## Required task
Copy out all of the material, matching it word for word.

(Collected data entries)
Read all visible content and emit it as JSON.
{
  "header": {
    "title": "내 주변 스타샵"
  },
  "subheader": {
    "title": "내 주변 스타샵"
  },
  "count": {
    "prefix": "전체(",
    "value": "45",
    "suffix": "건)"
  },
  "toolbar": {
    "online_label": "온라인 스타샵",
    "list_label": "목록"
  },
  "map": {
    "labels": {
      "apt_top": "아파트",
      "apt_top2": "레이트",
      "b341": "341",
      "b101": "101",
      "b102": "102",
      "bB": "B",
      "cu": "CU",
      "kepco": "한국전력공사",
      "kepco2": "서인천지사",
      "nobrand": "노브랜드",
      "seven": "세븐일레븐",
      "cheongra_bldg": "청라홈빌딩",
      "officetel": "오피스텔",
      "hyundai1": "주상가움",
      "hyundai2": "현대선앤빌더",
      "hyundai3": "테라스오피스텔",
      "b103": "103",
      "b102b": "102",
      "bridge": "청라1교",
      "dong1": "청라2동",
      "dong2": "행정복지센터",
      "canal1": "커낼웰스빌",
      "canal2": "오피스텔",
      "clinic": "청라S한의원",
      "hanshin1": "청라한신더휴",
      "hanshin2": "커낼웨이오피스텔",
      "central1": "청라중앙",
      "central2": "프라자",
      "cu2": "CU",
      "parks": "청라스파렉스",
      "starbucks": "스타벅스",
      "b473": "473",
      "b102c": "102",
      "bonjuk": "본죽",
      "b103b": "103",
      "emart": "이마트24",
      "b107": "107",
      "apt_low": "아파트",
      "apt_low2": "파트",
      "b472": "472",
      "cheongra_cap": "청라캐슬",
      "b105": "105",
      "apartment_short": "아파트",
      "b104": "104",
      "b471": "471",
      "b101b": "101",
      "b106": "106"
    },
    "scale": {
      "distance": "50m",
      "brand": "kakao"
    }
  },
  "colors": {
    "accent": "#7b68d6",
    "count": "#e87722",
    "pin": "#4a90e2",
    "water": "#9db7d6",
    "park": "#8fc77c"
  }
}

## Written solution
Read all visible content and emit it as JSON.
{
  "header": {
    "title": "내 주변 스타샵"
  },
  "subheader": {
    "title": "내 주변 스타샵"
  },
  "count": {
    "prefix": "전체(",
    "value": "45",
    "suffix": "건)"
  },
  "toolbar": {
    "online_label": "온라인 스타샵",
    "list_label": "목록"
  },
  "map": {
    "labels": {
      "apt_top": "아파트",
      "apt_top2": "레이트",
      "b341": "341",
      "b101": "101",
      "b102": "102",
      "bB": "B",
      "cu": "CU",
      "kepco": "한국전력공사",
      "kepco2": "서인천지사",
      "nobrand": "노브랜드",
      "seven": "세븐일레븐",
      "cheongra_bldg": "청라홈빌딩",
      "officetel": "오피스텔",
      "hyundai1": "주상가움",
      "hyundai2": "현대선앤빌더",
      "hyundai3": "테라스오피스텔",
      "b103": "103",
      "b102b": "102",
      "bridge": "청라1교",
      "dong1": "청라2동",
      "dong2": "행정복지센터",
      "canal1": "커낼웰스빌",
      "canal2": "오피스텔",
      "clinic": "청라S한의원",
      "hanshin1": "청라한신더휴",
      "hanshin2": "커낼웨이오피스텔",
      "central1": "청라중앙",
      "central2": "프라자",
      "cu2": "CU",
      "parks": "청라스파렉스",
      "starbucks": "스타벅스",
      "b473": "473",
      "b102c": "102",
      "bonjuk": "본죽",
      "b103b": "103",
      "emart": "이마트24",
      "b107": "107",
      "apt_low": "아파트",
      "apt_low2": "파트",
      "b472": "472",
      "cheongra_cap": "청라캐슬",
      "b105": "105",
      "apartment_short": "아파트",
      "b104": "104",
      "b471": "471",
      "b101b": "101",
      "b106": "106"
    },
    "scale": {
      "distance": "50m",
      "brand": "kakao"
    }
  },
  "colors": {
    "accent": "#7b68d6",
    "count": "#e87722",
    "pin": "#4a90e2",
    "water": "#9db7d6",
    "park": "#8fc77c"
  }
}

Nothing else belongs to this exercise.